** BEGIN **

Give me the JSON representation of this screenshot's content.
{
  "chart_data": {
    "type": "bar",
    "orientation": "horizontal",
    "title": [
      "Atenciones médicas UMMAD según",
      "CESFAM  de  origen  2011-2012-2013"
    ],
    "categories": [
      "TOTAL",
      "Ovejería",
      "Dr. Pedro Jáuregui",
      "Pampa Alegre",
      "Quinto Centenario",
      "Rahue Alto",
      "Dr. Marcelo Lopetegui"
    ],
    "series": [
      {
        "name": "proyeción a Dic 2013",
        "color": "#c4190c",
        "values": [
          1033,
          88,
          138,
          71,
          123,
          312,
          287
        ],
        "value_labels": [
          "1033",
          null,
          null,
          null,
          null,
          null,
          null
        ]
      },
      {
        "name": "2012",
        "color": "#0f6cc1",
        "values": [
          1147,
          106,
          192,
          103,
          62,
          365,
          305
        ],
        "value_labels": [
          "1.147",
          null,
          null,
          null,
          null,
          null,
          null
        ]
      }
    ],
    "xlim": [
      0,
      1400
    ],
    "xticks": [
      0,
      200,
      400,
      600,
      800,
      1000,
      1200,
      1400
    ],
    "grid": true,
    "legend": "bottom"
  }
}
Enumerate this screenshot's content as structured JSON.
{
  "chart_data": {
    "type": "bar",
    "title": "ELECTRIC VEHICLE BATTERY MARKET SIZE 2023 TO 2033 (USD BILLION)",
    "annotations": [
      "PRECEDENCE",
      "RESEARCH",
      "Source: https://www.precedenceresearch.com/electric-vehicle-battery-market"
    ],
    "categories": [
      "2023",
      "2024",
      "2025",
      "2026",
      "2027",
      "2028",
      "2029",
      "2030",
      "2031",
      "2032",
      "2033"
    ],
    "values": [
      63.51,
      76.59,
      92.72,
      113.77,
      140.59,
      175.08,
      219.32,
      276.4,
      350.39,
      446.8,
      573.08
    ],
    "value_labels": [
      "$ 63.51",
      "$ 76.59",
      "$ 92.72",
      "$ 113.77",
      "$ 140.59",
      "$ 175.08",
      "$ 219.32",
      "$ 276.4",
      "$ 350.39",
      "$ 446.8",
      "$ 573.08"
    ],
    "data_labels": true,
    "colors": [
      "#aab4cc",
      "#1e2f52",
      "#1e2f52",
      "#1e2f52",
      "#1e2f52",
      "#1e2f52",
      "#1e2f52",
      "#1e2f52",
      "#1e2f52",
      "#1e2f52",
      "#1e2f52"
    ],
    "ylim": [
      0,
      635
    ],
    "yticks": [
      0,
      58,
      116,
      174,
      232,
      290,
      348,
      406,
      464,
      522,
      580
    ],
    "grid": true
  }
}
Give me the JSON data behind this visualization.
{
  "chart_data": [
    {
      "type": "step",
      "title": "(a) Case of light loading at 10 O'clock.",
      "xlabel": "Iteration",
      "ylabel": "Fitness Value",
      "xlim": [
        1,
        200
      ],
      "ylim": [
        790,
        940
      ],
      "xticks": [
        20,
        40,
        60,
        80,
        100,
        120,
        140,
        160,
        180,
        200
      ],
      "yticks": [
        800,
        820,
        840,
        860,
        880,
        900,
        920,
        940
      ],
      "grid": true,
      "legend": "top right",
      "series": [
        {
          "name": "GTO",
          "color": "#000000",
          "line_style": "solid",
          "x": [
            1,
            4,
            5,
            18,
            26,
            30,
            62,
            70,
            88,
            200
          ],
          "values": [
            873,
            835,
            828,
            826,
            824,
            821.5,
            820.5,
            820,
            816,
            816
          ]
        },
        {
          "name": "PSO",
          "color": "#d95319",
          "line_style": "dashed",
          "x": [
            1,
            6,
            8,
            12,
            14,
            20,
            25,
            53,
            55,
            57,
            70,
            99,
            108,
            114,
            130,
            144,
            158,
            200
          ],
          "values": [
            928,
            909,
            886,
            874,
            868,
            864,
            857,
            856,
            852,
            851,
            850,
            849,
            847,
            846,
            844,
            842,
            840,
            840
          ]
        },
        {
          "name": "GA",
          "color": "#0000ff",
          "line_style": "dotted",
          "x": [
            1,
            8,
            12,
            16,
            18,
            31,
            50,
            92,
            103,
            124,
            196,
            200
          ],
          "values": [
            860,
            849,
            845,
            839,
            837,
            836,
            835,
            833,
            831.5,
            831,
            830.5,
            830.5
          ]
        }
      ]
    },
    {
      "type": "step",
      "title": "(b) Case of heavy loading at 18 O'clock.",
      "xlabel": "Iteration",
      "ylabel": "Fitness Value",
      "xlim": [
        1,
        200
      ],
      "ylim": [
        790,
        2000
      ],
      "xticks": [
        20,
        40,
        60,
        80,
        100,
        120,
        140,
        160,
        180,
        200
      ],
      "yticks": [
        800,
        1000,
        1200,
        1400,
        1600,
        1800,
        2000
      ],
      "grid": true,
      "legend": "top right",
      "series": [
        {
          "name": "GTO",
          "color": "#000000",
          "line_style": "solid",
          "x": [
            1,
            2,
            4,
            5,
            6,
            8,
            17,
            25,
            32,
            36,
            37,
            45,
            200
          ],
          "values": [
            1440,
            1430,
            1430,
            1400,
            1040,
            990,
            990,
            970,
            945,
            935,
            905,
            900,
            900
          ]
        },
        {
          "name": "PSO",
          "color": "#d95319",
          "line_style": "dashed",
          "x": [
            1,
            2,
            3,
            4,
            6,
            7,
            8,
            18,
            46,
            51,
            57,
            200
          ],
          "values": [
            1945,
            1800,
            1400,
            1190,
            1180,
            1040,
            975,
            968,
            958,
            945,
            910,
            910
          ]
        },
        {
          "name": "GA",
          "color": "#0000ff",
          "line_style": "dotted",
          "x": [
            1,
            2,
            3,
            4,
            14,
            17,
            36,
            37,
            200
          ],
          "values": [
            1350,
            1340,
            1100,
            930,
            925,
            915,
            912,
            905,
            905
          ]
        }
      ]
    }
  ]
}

** END **

WORK REQUIRED: Your task is to repeat each line of the material exactly.

SOLVED EXERCISE:
Give me the JSON representation of this screenshot's content.
{
  "chart_data": {
    "type": "bar",
    "orientation": "horizontal",
    "title": [
      "Atenciones médicas UMMAD según",
      "CESFAM  de  origen  2011-2012-2013"
    ],
    "categories": [
      "TOTAL",
      "Ovejería",
      "Dr. Pedro Jáuregui",
      "Pampa Alegre",
      "Quinto Centenario",
      "Rahue Alto",
      "Dr. Marcelo Lopetegui"
    ],
    "series": [
      {
        "name": "proyeción a Dic 2013",
        "color": "#c4190c",
        "values": [
          1033,
          88,
          138,
          71,
          123,
          312,
          287
        ],
        "value_labels": [
          "1033",
          null,
          null,
          null,
          null,
          null,
          null
        ]
      },
      {
        "name": "2012",
        "color": "#0f6cc1",
        "values": [
          1147,
          106,
          192,
          103,
          62,
          365,
          305
        ],
        "value_labels": [
          "1.147",
          null,
          null,
          null,
          null,
          null,
          null
        ]
      }
    ],
    "xlim": [
      0,
      1400
    ],
    "xticks": [
      0,
      200,
      400,
      600,
      800,
      1000,
      1200,
      1400
    ],
    "grid": true,
    "legend": "bottom"
  }
}
Enumerate this screenshot's content as structured JSON.
{
  "chart_data": {
    "type": "bar",
    "title": "ELECTRIC VEHICLE BATTERY MARKET SIZE 2023 TO 2033 (USD BILLION)",
    "annotations": [
      "PRECEDENCE",
      "RESEARCH",
      "Source: https://www.precedenceresearch.com/electric-vehicle-battery-market"
    ],
    "categories": [
      "2023",
      "2024",
      "2025",
      "2026",
      "2027",
      "2028",
      "2029",
      "2030",
      "2031",
      "2032",
      "2033"
    ],
    "values": [
      63.51,
      76.59,
      92.72,
      113.77,
      140.59,
      175.08,
      219.32,
      276.4,
      350.39,
      446.8,
      573.08
    ],
    "value_labels": [
      "$ 63.51",
      "$ 76.59",
      "$ 92.72",
      "$ 113.77",
      "$ 140.59",
      "$ 175.08",
      "$ 219.32",
      "$ 276.4",
      "$ 350.39",
      "$ 446.8",
      "$ 573.08"
    ],
    "data_labels": true,
    "colors": [
      "#aab4cc",
      "#1e2f52",
      "#1e2f52",
      "#1e2f52",
      "#1e2f52",
      "#1e2f52",
      "#1e2f52",
      "#1e2f52",
      "#1e2f52",
      "#1e2f52",
      "#1e2f52"
    ],
    "ylim": [
      0,
      635
    ],
    "yticks": [
      0,
      58,
      116,
      174,
      232,
      290,
      348,
      406,
      464,
      522,
      580
    ],
    "grid": true
  }
}
Give me the JSON data behind this visualization.
{
  "chart_data": [
    {
      "type": "step",
      "title": "(a) Case of light loading at 10 O'clock.",
      "xlabel": "Iteration",
      "ylabel": "Fitness Value",
      "xlim": [
        1,
        200
      ],
      "ylim": [
        790,
        940
      ],
      "xticks": [
        20,
        40,
        60,
        80,
        100,
        120,
        140,
        160,
        180,
        200
      ],
      "yticks": [
        800,
        820,
        840,
        860,
        880,
        900,
        920,
        940
      ],
      "grid": true,
      "legend": "top right",
      "series": [
        {
          "name": "GTO",
          "color": "#000000",
          "line_style": "solid",
          "x": [
            1,
            4,
            5,
            18,
            26,
            30,
            62,
            70,
            88,
            200
          ],
          "values": [
            873,
            835,
            828,
            826,
            824,
            821.5,
            820.5,
            820,
            816,
            816
          ]
        },
        {
          "name": "PSO",
          "color": "#d95319",
          "line_style": "dashed",
          "x": [
            1,
            6,
            8,
            12,
            14,
            20,
            25,
            53,
            55,
            57,
            70,
            99,
            108,
            114,
            130,
            144,
            158,
            200
          ],
          "values": [
            928,
            909,
            886,
            874,
            868,
            864,
            857,
            856,
            852,
            851,
            850,
            849,
            847,
            846,
            844,
            842,
            840,
            840
          ]
        },
        {
          "name": "GA",
          "color": "#0000ff",
          "line_style": "dotted",
          "x": [
            1,
            8,
            12,
            16,
            18,
            31,
            50,
            92,
            103,
            124,
            196,
            200
          ],
          "values": [
            860,
            849,
            845,
            839,
            837,
            836,
            835,
            833,
            831.5,
            831,
            830.5,
            830.5
          ]
        }
      ]
    },
    {
      "type": "step",
      "title": "(b) Case of heavy loading at 18 O'clock.",
      "xlabel": "Iteration",
      "ylabel": "Fitness Value",
      "xlim": [
        1,
        200
      ],
      "ylim": [
        790,
        2000
      ],
      "xticks": [
        20,
        40,
        60,
        80,
        100,
        120,
        140,
        160,
        180,
        200
      ],
      "yticks": [
        800,
        1000,
        1200,
        1400,
        1600,
        1800,
        2000
      ],
      "grid": true,
      "legend": "top right",
      "series": [
        {
          "name": "GTO",
          "color": "#000000",
          "line_style": "solid",
          "x": [
            1,
            2,
            4,
            5,
            6,
            8,
            17,
            25,
            32,
            36,
            37,
            45,
            200
          ],
          "values": [
            1440,
            1430,
            1430,
            1400,
            1040,
            990,
            990,
            970,
            945,
            935,
            905,
            900,
            900
          ]
        },
        {
          "name": "PSO",
          "color": "#d95319",
          "line_style": "dashed",
          "x": [
            1,
            2,
            3,
            4,
            6,
            7,
            8,
            18,
            46,
            51,
            57,
            200
          ],
          "values": [
            1945,
            1800,
            1400,
            1190,
            1180,
            1040,
            975,
            968,
            958,
            945,
            910,
            910
          ]
        },
        {
          "name": "GA",
          "color": "#0000ff",
          "line_style": "dotted",
          "x": [
            1,
            2,
            3,
            4,
            14,
            17,
            36,
            37,
            200
          ],
          "values": [
            1350,
            1340,
            1100,
            930,
            925,
            915,
            912,
            905,
            905
          ]
        }
      ]
    }
  ]
}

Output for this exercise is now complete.